*TASK TO CARRY OUT*:
Retype the listing that follows, word for word.

··· ENTRIES SUPPLIED

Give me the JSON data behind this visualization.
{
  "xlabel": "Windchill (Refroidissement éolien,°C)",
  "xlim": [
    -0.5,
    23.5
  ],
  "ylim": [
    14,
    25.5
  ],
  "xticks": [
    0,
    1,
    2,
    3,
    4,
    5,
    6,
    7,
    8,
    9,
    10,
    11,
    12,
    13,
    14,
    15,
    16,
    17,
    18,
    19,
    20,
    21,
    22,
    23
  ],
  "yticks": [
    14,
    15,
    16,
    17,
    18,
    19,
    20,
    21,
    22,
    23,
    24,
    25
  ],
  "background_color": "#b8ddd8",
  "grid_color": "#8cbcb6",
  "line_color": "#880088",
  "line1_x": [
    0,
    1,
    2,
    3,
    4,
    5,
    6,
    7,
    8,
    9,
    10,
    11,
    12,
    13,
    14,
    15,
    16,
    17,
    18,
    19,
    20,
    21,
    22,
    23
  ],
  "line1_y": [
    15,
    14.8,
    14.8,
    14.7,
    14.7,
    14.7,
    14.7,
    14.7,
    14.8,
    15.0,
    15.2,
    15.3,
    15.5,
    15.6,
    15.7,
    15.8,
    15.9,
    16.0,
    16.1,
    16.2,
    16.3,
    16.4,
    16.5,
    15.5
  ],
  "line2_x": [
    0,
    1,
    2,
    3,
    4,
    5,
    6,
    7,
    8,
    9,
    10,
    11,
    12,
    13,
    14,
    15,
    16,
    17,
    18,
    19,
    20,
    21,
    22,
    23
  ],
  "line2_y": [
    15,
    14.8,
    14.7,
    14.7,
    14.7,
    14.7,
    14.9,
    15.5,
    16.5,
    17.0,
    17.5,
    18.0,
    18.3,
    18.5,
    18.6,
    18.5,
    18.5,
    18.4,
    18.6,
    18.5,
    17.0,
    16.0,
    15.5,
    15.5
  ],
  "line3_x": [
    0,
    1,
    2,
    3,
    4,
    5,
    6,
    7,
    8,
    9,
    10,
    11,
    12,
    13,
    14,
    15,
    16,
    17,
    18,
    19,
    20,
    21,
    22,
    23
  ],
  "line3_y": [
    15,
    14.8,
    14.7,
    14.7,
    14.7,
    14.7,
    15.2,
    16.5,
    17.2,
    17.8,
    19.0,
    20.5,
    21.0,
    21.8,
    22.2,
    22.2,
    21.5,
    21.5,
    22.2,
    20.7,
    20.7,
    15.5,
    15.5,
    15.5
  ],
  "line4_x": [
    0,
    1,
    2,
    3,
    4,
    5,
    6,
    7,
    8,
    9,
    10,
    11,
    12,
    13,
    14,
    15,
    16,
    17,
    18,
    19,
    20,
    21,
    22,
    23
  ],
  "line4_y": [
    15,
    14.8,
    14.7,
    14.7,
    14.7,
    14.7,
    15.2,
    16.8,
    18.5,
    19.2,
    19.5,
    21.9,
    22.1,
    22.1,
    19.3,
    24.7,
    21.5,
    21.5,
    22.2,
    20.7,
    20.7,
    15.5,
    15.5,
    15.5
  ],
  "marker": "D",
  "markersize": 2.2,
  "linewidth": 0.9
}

······

*THE RESPONSE*:
Give me the JSON data behind this visualization.
{
  "xlabel": "Windchill (Refroidissement éolien,°C)",
  "xlim": [
    -0.5,
    23.5
  ],
  "ylim": [
    14,
    25.5
  ],
  "xticks": [
    0,
    1,
    2,
    3,
    4,
    5,
    6,
    7,
    8,
    9,
    10,
    11,
    12,
    13,
    14,
    15,
    16,
    17,
    18,
    19,
    20,
    21,
    22,
    23
  ],
  "yticks": [
    14,
    15,
    16,
    17,
    18,
    19,
    20,
    21,
    22,
    23,
    24,
    25
  ],
  "background_color": "#b8ddd8",
  "grid_color": "#8cbcb6",
  "line_color": "#880088",
  "line1_x": [
    0,
    1,
    2,
    3,
    4,
    5,
    6,
    7,
    8,
    9,
    10,
    11,
    12,
    13,
    14,
    15,
    16,
    17,
    18,
    19,
    20,
    21,
    22,
    23
  ],
  "line1_y": [
    15,
    14.8,
    14.8,
    14.7,
    14.7,
    14.7,
    14.7,
    14.7,
    14.8,
    15.0,
    15.2,
    15.3,
    15.5,
    15.6,
    15.7,
    15.8,
    15.9,
    16.0,
    16.1,
    16.2,
    16.3,
    16.4,
    16.5,
    15.5
  ],
  "line2_x": [
    0,
    1,
    2,
    3,
    4,
    5,
    6,
    7,
    8,
    9,
    10,
    11,
    12,
    13,
    14,
    15,
    16,
    17,
    18,
    19,
    20,
    21,
    22,
    23
  ],
  "line2_y": [
    15,
    14.8,
    14.7,
    14.7,
    14.7,
    14.7,
    14.9,
    15.5,
    16.5,
    17.0,
    17.5,
    18.0,
    18.3,
    18.5,
    18.6,
    18.5,
    18.5,
    18.4,
    18.6,
    18.5,
    17.0,
    16.0,
    15.5,
    15.5
  ],
  "line3_x": [
    0,
    1,
    2,
    3,
    4,
    5,
    6,
    7,
    8,
    9,
    10,
    11,
    12,
    13,
    14,
    15,
    16,
    17,
    18,
    19,
    20,
    21,
    22,
    23
  ],
  "line3_y": [
    15,
    14.8,
    14.7,
    14.7,
    14.7,
    14.7,
    15.2,
    16.5,
    17.2,
    17.8,
    19.0,
    20.5,
    21.0,
    21.8,
    22.2,
    22.2,
    21.5,
    21.5,
    22.2,
    20.7,
    20.7,
    15.5,
    15.5,
    15.5
  ],
  "line4_x": [
    0,
    1,
    2,
    3,
    4,
    5,
    6,
    7,
    8,
    9,
    10,
    11,
    12,
    13,
    14,
    15,
    16,
    17,
    18,
    19,
    20,
    21,
    22,
    23
  ],
  "line4_y": [
    15,
    14.8,
    14.7,
    14.7,
    14.7,
    14.7,
    15.2,
    16.8,
    18.5,
    19.2,
    19.5,
    21.9,
    22.1,
    22.1,
    19.3,
    24.7,
    21.5,
    21.5,
    22.2,
    20.7,
    20.7,
    15.5,
    15.5,
    15.5
  ],
  "marker": "D",
  "markersize": 2.2,
  "linewidth": 0.9
}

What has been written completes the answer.